Rewrite the data below with every occurrence of "region-total-bar" replaced by "region-summary-bar", leaving all other text unchanged.

---- Material to process

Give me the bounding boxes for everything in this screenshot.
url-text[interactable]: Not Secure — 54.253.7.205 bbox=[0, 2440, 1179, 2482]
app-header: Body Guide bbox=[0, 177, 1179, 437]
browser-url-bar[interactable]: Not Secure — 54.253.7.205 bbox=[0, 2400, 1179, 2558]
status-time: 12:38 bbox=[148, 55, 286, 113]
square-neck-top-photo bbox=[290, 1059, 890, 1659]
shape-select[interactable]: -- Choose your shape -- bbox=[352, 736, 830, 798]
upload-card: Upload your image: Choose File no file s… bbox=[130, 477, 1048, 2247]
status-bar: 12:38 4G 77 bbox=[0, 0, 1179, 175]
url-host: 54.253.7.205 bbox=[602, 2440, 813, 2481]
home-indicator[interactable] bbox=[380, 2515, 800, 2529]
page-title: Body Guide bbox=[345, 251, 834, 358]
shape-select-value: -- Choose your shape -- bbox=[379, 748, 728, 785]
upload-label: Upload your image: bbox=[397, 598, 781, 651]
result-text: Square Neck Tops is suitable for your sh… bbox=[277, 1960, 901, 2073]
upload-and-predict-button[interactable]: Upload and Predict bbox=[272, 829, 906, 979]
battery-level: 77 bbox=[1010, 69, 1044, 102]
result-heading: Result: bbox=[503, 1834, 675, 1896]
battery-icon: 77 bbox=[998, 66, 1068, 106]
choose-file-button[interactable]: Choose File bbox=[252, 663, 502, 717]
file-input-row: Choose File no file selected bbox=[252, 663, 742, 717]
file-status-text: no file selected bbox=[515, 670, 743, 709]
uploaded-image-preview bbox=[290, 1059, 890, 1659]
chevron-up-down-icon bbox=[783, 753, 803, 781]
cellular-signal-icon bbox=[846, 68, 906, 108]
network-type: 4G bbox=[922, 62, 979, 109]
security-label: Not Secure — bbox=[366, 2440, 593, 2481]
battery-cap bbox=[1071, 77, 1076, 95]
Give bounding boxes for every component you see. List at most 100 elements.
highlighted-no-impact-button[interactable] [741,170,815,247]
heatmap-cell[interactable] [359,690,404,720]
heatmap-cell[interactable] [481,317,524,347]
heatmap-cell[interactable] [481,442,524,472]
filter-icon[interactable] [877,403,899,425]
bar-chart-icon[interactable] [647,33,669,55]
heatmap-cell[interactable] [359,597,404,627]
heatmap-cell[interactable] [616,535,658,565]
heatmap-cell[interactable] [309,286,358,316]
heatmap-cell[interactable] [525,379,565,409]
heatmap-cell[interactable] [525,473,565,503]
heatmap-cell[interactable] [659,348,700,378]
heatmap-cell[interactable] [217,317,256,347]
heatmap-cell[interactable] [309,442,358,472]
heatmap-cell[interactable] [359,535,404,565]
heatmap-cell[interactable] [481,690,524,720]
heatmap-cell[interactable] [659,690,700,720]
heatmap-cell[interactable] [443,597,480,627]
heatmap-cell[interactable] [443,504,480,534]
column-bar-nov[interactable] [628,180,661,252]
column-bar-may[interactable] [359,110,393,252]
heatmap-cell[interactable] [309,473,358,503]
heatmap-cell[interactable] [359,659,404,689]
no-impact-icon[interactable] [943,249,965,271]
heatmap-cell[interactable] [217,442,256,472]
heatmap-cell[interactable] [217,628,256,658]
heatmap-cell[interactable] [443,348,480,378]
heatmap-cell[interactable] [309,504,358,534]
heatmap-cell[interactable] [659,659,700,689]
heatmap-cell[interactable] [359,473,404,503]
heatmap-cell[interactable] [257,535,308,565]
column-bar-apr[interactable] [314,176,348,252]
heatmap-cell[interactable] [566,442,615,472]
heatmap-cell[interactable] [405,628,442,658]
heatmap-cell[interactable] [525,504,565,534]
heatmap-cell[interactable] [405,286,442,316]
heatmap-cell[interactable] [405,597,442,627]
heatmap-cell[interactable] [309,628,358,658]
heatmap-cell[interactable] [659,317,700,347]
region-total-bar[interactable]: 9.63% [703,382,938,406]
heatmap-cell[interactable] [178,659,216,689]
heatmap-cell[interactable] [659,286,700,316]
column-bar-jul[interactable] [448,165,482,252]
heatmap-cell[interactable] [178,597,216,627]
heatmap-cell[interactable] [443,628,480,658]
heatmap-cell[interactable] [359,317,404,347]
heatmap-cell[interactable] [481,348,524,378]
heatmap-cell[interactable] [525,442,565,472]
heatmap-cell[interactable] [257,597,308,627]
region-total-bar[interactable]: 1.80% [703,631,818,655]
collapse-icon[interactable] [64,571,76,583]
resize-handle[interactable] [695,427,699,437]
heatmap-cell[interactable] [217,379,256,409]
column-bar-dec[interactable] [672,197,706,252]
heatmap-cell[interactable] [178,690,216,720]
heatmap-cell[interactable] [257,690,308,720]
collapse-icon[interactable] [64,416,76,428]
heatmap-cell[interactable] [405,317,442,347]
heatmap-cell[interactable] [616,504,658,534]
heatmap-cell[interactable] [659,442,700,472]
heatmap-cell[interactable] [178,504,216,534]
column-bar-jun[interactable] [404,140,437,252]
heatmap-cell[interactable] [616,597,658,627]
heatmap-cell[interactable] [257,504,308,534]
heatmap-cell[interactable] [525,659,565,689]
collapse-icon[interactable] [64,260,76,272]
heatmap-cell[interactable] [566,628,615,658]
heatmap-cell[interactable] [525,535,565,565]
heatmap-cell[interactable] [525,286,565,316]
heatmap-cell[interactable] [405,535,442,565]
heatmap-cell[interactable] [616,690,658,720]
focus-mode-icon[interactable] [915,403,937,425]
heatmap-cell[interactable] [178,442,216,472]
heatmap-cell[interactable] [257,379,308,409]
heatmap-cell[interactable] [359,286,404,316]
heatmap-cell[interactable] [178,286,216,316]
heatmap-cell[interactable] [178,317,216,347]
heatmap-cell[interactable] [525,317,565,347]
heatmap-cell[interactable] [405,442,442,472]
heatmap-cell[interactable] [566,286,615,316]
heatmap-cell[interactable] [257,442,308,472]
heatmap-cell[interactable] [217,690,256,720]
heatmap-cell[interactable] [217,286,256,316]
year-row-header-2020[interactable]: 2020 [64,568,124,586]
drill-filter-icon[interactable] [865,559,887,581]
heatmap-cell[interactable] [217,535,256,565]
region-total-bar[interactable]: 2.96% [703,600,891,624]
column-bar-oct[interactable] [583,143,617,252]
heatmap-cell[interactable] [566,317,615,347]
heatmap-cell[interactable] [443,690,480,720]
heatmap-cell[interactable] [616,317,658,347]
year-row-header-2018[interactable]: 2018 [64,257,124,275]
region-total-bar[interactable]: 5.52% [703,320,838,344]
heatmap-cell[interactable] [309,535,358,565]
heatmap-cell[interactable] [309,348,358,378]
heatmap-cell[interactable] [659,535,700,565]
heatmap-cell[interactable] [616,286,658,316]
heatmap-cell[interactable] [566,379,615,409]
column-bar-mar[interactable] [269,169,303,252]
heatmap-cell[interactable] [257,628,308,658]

--------

**Result of this exercise:**
Give me the bounding boxes for everything in this screenshot.
url-text[interactable]: Not Secure — 54.253.7.205 bbox=[0, 2440, 1179, 2482]
app-header: Body Guide bbox=[0, 177, 1179, 437]
browser-url-bar[interactable]: Not Secure — 54.253.7.205 bbox=[0, 2400, 1179, 2558]
status-time: 12:38 bbox=[148, 55, 286, 113]
square-neck-top-photo bbox=[290, 1059, 890, 1659]
shape-select[interactable]: -- Choose your shape -- bbox=[352, 736, 830, 798]
upload-card: Upload your image: Choose File no file s… bbox=[130, 477, 1048, 2247]
status-bar: 12:38 4G 77 bbox=[0, 0, 1179, 175]
url-host: 54.253.7.205 bbox=[602, 2440, 813, 2481]
home-indicator[interactable] bbox=[380, 2515, 800, 2529]
page-title: Body Guide bbox=[345, 251, 834, 358]
shape-select-value: -- Choose your shape -- bbox=[379, 748, 728, 785]
upload-label: Upload your image: bbox=[397, 598, 781, 651]
result-text: Square Neck Tops is suitable for your sh… bbox=[277, 1960, 901, 2073]
upload-and-predict-button[interactable]: Upload and Predict bbox=[272, 829, 906, 979]
battery-level: 77 bbox=[1010, 69, 1044, 102]
result-heading: Result: bbox=[503, 1834, 675, 1896]
battery-icon: 77 bbox=[998, 66, 1068, 106]
choose-file-button[interactable]: Choose File bbox=[252, 663, 502, 717]
file-input-row: Choose File no file selected bbox=[252, 663, 742, 717]
file-status-text: no file selected bbox=[515, 670, 743, 709]
uploaded-image-preview bbox=[290, 1059, 890, 1659]
chevron-up-down-icon bbox=[783, 753, 803, 781]
cellular-signal-icon bbox=[846, 68, 906, 108]
network-type: 4G bbox=[922, 62, 979, 109]
security-label: Not Secure — bbox=[366, 2440, 593, 2481]
battery-cap bbox=[1071, 77, 1076, 95]
Give bounding boxes for every component you see. List at most 100 elements.
highlighted-no-impact-button[interactable] [741,170,815,247]
heatmap-cell[interactable] [359,690,404,720]
heatmap-cell[interactable] [481,317,524,347]
heatmap-cell[interactable] [481,442,524,472]
filter-icon[interactable] [877,403,899,425]
bar-chart-icon[interactable] [647,33,669,55]
heatmap-cell[interactable] [359,597,404,627]
heatmap-cell[interactable] [616,535,658,565]
heatmap-cell[interactable] [309,286,358,316]
heatmap-cell[interactable] [525,379,565,409]
heatmap-cell[interactable] [525,473,565,503]
heatmap-cell[interactable] [659,348,700,378]
heatmap-cell[interactable] [217,317,256,347]
heatmap-cell[interactable] [309,442,358,472]
heatmap-cell[interactable] [359,535,404,565]
heatmap-cell[interactable] [481,690,524,720]
heatmap-cell[interactable] [659,690,700,720]
heatmap-cell[interactable] [443,597,480,627]
heatmap-cell[interactable] [443,504,480,534]
column-bar-nov[interactable] [628,180,661,252]
column-bar-may[interactable] [359,110,393,252]
heatmap-cell[interactable] [309,473,358,503]
heatmap-cell[interactable] [359,659,404,689]
no-impact-icon[interactable] [943,249,965,271]
heatmap-cell[interactable] [217,442,256,472]
heatmap-cell[interactable] [217,628,256,658]
heatmap-cell[interactable] [443,348,480,378]
heatmap-cell[interactable] [309,504,358,534]
heatmap-cell[interactable] [659,659,700,689]
heatmap-cell[interactable] [359,473,404,503]
heatmap-cell[interactable] [257,535,308,565]
column-bar-apr[interactable] [314,176,348,252]
heatmap-cell[interactable] [566,442,615,472]
heatmap-cell[interactable] [405,628,442,658]
heatmap-cell[interactable] [525,504,565,534]
heatmap-cell[interactable] [405,286,442,316]
heatmap-cell[interactable] [405,597,442,627]
heatmap-cell[interactable] [309,628,358,658]
heatmap-cell[interactable] [659,317,700,347]
region-summary-bar[interactable]: 9.63% [703,382,938,406]
heatmap-cell[interactable] [178,659,216,689]
heatmap-cell[interactable] [659,286,700,316]
column-bar-jul[interactable] [448,165,482,252]
heatmap-cell[interactable] [178,597,216,627]
heatmap-cell[interactable] [443,628,480,658]
heatmap-cell[interactable] [359,317,404,347]
heatmap-cell[interactable] [481,348,524,378]
heatmap-cell[interactable] [525,442,565,472]
heatmap-cell[interactable] [257,597,308,627]
region-summary-bar[interactable]: 1.80% [703,631,818,655]
collapse-icon[interactable] [64,571,76,583]
resize-handle[interactable] [695,427,699,437]
heatmap-cell[interactable] [217,379,256,409]
column-bar-dec[interactable] [672,197,706,252]
heatmap-cell[interactable] [178,690,216,720]
heatmap-cell[interactable] [257,690,308,720]
collapse-icon[interactable] [64,416,76,428]
heatmap-cell[interactable] [405,317,442,347]
heatmap-cell[interactable] [616,504,658,534]
heatmap-cell[interactable] [659,442,700,472]
heatmap-cell[interactable] [178,504,216,534]
column-bar-jun[interactable] [404,140,437,252]
heatmap-cell[interactable] [616,597,658,627]
heatmap-cell[interactable] [257,504,308,534]
heatmap-cell[interactable] [525,659,565,689]
collapse-icon[interactable] [64,260,76,272]
heatmap-cell[interactable] [566,628,615,658]
heatmap-cell[interactable] [525,535,565,565]
heatmap-cell[interactable] [525,286,565,316]
heatmap-cell[interactable] [405,535,442,565]
heatmap-cell[interactable] [616,690,658,720]
focus-mode-icon[interactable] [915,403,937,425]
heatmap-cell[interactable] [178,442,216,472]
heatmap-cell[interactable] [257,379,308,409]
heatmap-cell[interactable] [359,286,404,316]
heatmap-cell[interactable] [178,286,216,316]
heatmap-cell[interactable] [178,317,216,347]
heatmap-cell[interactable] [525,317,565,347]
heatmap-cell[interactable] [405,442,442,472]
heatmap-cell[interactable] [566,286,615,316]
heatmap-cell[interactable] [257,442,308,472]
heatmap-cell[interactable] [217,690,256,720]
heatmap-cell[interactable] [217,286,256,316]
year-row-header-2020[interactable]: 2020 [64,568,124,586]
drill-filter-icon[interactable] [865,559,887,581]
heatmap-cell[interactable] [217,535,256,565]
region-summary-bar[interactable]: 2.96% [703,600,891,624]
column-bar-oct[interactable] [583,143,617,252]
heatmap-cell[interactable] [566,317,615,347]
heatmap-cell[interactable] [443,690,480,720]
heatmap-cell[interactable] [616,317,658,347]
year-row-header-2018[interactable]: 2018 [64,257,124,275]
region-summary-bar[interactable]: 5.52% [703,320,838,344]
heatmap-cell[interactable] [309,535,358,565]
heatmap-cell[interactable] [309,348,358,378]
heatmap-cell[interactable] [659,535,700,565]
heatmap-cell[interactable] [616,286,658,316]
heatmap-cell[interactable] [566,379,615,409]
column-bar-mar[interactable] [269,169,303,252]
heatmap-cell[interactable] [257,628,308,658]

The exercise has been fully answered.